Entries with figure data
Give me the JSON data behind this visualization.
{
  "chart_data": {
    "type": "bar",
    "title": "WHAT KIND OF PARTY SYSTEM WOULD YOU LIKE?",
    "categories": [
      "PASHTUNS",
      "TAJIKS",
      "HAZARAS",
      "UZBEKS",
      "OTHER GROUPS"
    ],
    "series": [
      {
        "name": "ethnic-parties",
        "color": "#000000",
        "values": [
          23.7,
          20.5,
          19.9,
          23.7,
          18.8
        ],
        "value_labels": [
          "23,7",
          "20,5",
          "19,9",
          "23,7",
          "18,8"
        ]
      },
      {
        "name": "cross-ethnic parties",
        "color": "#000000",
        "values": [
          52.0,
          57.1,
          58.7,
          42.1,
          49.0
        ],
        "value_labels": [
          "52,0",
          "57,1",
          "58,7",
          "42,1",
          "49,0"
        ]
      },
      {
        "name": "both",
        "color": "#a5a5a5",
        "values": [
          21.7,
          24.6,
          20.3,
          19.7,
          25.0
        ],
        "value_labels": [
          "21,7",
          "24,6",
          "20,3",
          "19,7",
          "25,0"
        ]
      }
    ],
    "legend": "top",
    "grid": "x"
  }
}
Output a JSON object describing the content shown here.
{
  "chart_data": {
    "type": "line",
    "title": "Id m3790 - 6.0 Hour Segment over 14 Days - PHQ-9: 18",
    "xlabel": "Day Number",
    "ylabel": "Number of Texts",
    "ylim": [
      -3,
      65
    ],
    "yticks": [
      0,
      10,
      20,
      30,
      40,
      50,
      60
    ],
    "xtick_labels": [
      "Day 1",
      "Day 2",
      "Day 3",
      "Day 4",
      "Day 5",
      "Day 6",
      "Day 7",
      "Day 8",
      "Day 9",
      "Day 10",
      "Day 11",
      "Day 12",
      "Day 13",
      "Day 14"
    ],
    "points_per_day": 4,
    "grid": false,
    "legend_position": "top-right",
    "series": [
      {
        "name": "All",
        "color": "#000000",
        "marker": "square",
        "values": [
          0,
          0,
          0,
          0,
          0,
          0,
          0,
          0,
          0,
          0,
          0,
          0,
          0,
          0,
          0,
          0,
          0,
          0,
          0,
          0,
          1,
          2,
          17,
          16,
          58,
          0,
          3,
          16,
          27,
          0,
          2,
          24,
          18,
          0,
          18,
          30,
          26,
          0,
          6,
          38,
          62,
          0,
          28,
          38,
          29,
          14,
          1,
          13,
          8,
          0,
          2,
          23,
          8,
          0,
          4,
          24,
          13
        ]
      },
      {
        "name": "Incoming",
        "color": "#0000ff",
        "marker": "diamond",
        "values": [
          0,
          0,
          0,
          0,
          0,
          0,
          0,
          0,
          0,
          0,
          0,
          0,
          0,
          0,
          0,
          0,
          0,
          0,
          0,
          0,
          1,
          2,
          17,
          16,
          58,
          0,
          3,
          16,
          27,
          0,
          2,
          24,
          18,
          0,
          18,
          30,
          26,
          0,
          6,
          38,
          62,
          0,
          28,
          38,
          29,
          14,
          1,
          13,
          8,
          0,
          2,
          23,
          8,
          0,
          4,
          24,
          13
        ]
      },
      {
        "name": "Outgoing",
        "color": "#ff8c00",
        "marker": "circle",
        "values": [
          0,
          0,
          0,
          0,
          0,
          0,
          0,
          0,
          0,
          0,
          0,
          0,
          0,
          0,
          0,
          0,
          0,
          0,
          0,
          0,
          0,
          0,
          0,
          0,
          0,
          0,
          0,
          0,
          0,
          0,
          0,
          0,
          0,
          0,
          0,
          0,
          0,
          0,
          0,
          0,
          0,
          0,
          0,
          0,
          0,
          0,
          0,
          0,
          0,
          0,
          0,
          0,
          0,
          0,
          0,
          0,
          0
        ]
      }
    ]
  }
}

**WRITTEN EXERCISE**
Write out every record shown above, word for word.

**SOLUTION FOR THIS TASK**
Give me the JSON data behind this visualization.
{
  "chart_data": {
    "type": "bar",
    "title": "WHAT KIND OF PARTY SYSTEM WOULD YOU LIKE?",
    "categories": [
      "PASHTUNS",
      "TAJIKS",
      "HAZARAS",
      "UZBEKS",
      "OTHER GROUPS"
    ],
    "series": [
      {
        "name": "ethnic-parties",
        "color": "#000000",
        "values": [
          23.7,
          20.5,
          19.9,
          23.7,
          18.8
        ],
        "value_labels": [
          "23,7",
          "20,5",
          "19,9",
          "23,7",
          "18,8"
        ]
      },
      {
        "name": "cross-ethnic parties",
        "color": "#000000",
        "values": [
          52.0,
          57.1,
          58.7,
          42.1,
          49.0
        ],
        "value_labels": [
          "52,0",
          "57,1",
          "58,7",
          "42,1",
          "49,0"
        ]
      },
      {
        "name": "both",
        "color": "#a5a5a5",
        "values": [
          21.7,
          24.6,
          20.3,
          19.7,
          25.0
        ],
        "value_labels": [
          "21,7",
          "24,6",
          "20,3",
          "19,7",
          "25,0"
        ]
      }
    ],
    "legend": "top",
    "grid": "x"
  }
}
Output a JSON object describing the content shown here.
{
  "chart_data": {
    "type": "line",
    "title": "Id m3790 - 6.0 Hour Segment over 14 Days - PHQ-9: 18",
    "xlabel": "Day Number",
    "ylabel": "Number of Texts",
    "ylim": [
      -3,
      65
    ],
    "yticks": [
      0,
      10,
      20,
      30,
      40,
      50,
      60
    ],
    "xtick_labels": [
      "Day 1",
      "Day 2",
      "Day 3",
      "Day 4",
      "Day 5",
      "Day 6",
      "Day 7",
      "Day 8",
      "Day 9",
      "Day 10",
      "Day 11",
      "Day 12",
      "Day 13",
      "Day 14"
    ],
    "points_per_day": 4,
    "grid": false,
    "legend_position": "top-right",
    "series": [
      {
        "name": "All",
        "color": "#000000",
        "marker": "square",
        "values": [
          0,
          0,
          0,
          0,
          0,
          0,
          0,
          0,
          0,
          0,
          0,
          0,
          0,
          0,
          0,
          0,
          0,
          0,
          0,
          0,
          1,
          2,
          17,
          16,
          58,
          0,
          3,
          16,
          27,
          0,
          2,
          24,
          18,
          0,
          18,
          30,
          26,
          0,
          6,
          38,
          62,
          0,
          28,
          38,
          29,
          14,
          1,
          13,
          8,
          0,
          2,
          23,
          8,
          0,
          4,
          24,
          13
        ]
      },
      {
        "name": "Incoming",
        "color": "#0000ff",
        "marker": "diamond",
        "values": [
          0,
          0,
          0,
          0,
          0,
          0,
          0,
          0,
          0,
          0,
          0,
          0,
          0,
          0,
          0,
          0,
          0,
          0,
          0,
          0,
          1,
          2,
          17,
          16,
          58,
          0,
          3,
          16,
          27,
          0,
          2,
          24,
          18,
          0,
          18,
          30,
          26,
          0,
          6,
          38,
          62,
          0,
          28,
          38,
          29,
          14,
          1,
          13,
          8,
          0,
          2,
          23,
          8,
          0,
          4,
          24,
          13
        ]
      },
      {
        "name": "Outgoing",
        "color": "#ff8c00",
        "marker": "circle",
        "values": [
          0,
          0,
          0,
          0,
          0,
          0,
          0,
          0,
          0,
          0,
          0,
          0,
          0,
          0,
          0,
          0,
          0,
          0,
          0,
          0,
          0,
          0,
          0,
          0,
          0,
          0,
          0,
          0,
          0,
          0,
          0,
          0,
          0,
          0,
          0,
          0,
          0,
          0,
          0,
          0,
          0,
          0,
          0,
          0,
          0,
          0,
          0,
          0,
          0,
          0,
          0,
          0,
          0,
          0,
          0,
          0,
          0
        ]
      }
    ]
  }
}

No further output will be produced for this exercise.